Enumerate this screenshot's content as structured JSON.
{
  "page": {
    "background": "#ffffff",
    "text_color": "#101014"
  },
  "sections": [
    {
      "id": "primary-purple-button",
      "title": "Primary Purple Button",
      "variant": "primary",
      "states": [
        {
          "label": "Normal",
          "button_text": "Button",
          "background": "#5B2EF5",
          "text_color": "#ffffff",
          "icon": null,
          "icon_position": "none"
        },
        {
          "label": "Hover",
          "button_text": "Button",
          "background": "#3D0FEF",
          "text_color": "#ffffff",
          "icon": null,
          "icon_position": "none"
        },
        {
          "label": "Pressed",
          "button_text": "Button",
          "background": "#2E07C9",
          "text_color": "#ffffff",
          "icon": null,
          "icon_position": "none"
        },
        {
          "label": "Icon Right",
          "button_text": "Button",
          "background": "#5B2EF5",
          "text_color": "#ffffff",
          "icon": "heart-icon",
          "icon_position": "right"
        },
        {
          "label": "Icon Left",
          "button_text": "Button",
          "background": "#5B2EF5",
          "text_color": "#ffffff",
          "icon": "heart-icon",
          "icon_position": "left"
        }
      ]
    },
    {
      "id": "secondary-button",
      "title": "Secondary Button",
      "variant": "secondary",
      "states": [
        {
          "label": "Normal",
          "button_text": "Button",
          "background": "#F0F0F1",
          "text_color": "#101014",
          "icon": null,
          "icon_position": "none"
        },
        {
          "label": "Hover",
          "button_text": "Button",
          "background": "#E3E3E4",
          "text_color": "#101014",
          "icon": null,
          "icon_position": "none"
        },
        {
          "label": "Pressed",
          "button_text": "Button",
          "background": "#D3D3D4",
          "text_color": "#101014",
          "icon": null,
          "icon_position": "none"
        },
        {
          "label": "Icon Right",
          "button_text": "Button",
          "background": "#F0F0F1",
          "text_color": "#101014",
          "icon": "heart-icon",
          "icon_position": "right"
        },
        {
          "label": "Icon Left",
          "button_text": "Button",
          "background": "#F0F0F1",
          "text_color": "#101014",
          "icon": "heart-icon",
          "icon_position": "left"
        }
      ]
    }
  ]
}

SET EXERCISE ▸ Output every record above exactly as it appears.

SOLUTION BELOW ▸
Enumerate this screenshot's content as structured JSON.
{
  "page": {
    "background": "#ffffff",
    "text_color": "#101014"
  },
  "sections": [
    {
      "id": "primary-purple-button",
      "title": "Primary Purple Button",
      "variant": "primary",
      "states": [
        {
          "label": "Normal",
          "button_text": "Button",
          "background": "#5B2EF5",
          "text_color": "#ffffff",
          "icon": null,
          "icon_position": "none"
        },
        {
          "label": "Hover",
          "button_text": "Button",
          "background": "#3D0FEF",
          "text_color": "#ffffff",
          "icon": null,
          "icon_position": "none"
        },
        {
          "label": "Pressed",
          "button_text": "Button",
          "background": "#2E07C9",
          "text_color": "#ffffff",
          "icon": null,
          "icon_position": "none"
        },
        {
          "label": "Icon Right",
          "button_text": "Button",
          "background": "#5B2EF5",
          "text_color": "#ffffff",
          "icon": "heart-icon",
          "icon_position": "right"
        },
        {
          "label": "Icon Left",
          "button_text": "Button",
          "background": "#5B2EF5",
          "text_color": "#ffffff",
          "icon": "heart-icon",
          "icon_position": "left"
        }
      ]
    },
    {
      "id": "secondary-button",
      "title": "Secondary Button",
      "variant": "secondary",
      "states": [
        {
          "label": "Normal",
          "button_text": "Button",
          "background": "#F0F0F1",
          "text_color": "#101014",
          "icon": null,
          "icon_position": "none"
        },
        {
          "label": "Hover",
          "button_text": "Button",
          "background": "#E3E3E4",
          "text_color": "#101014",
          "icon": null,
          "icon_position": "none"
        },
        {
          "label": "Pressed",
          "button_text": "Button",
          "background": "#D3D3D4",
          "text_color": "#101014",
          "icon": null,
          "icon_position": "none"
        },
        {
          "label": "Icon Right",
          "button_text": "Button",
          "background": "#F0F0F1",
          "text_color": "#101014",
          "icon": "heart-icon",
          "icon_position": "right"
        },
        {
          "label": "Icon Left",
          "button_text": "Button",
          "background": "#F0F0F1",
          "text_color": "#101014",
          "icon": "heart-icon",
          "icon_position": "left"
        }
      ]
    }
  ]
}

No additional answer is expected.